Task brief: Give back the full listing verbatim, apart from its images.

Entries from a visual dataset:
------------

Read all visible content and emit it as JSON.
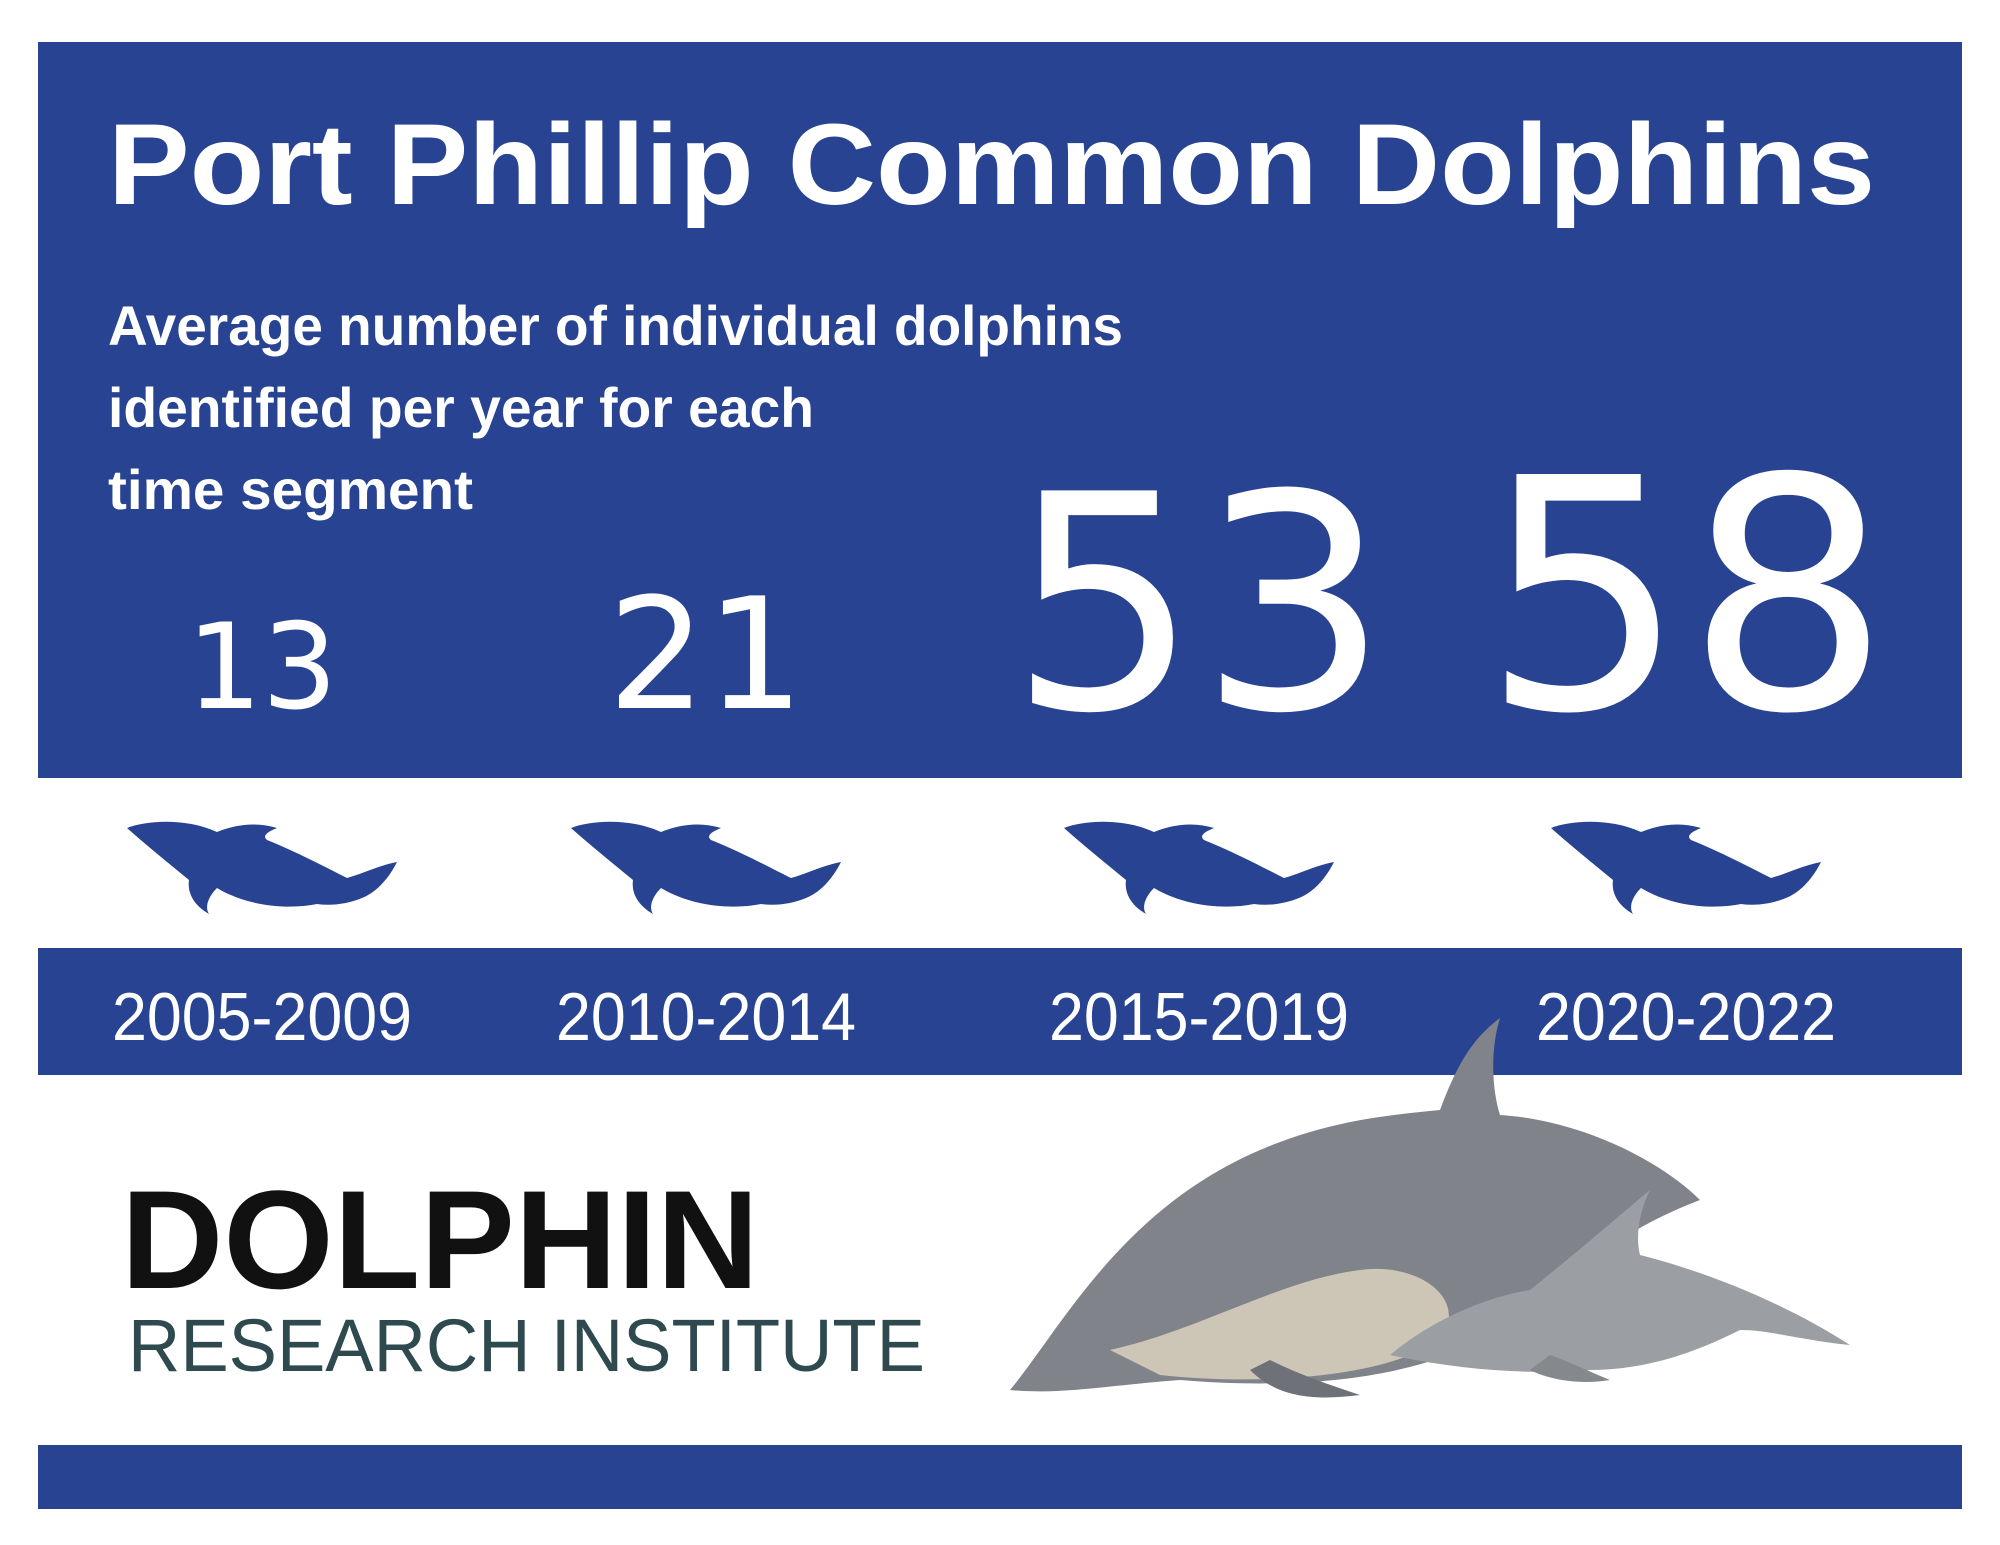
{
  "header": {
    "title": "Port Phillip Common Dolphins",
    "subtitle": [
      "Average number of individual dolphins",
      "identified per year for each",
      "time segment"
    ]
  },
  "segments": [
    {
      "period": "2005-2009",
      "value": 13
    },
    {
      "period": "2010-2014",
      "value": 21
    },
    {
      "period": "2015-2019",
      "value": 53
    },
    {
      "period": "2020-2022",
      "value": 58
    }
  ],
  "logo": {
    "name": "DOLPHIN",
    "subname": "RESEARCH INSTITUTE"
  }
}
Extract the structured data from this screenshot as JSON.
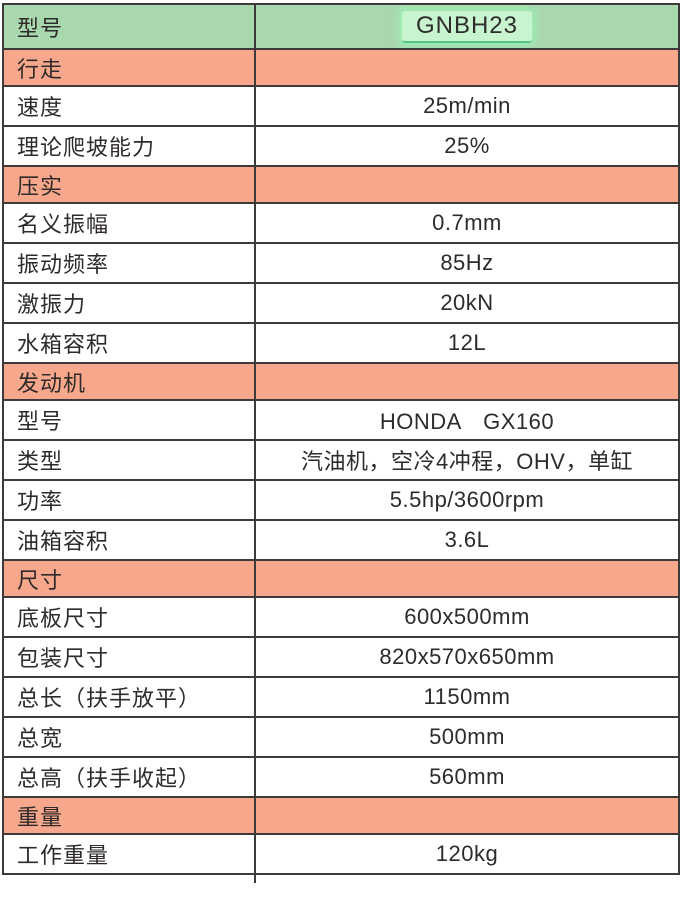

------------

The completed task:
Read all visible content and emit it as JSON.
{
  "header": {
    "title": "Port Phillip Common Dolphins",
    "subtitle": [
      "Average number of individual dolphins",
      "identified per year for each",
      "time segment"
    ]
  },
  "segments": [
    {
      "period": "2005-2009",
      "value": 13
    },
    {
      "period": "2010-2014",
      "value": 21
    },
    {
      "period": "2015-2019",
      "value": 53
    },
    {
      "period": "2020-2022",
      "value": 58
    }
  ],
  "logo": {
    "name": "DOLPHIN",
    "subname": "RESEARCH INSTITUTE"
  }
}
Extract the structured data from this screenshot as JSON.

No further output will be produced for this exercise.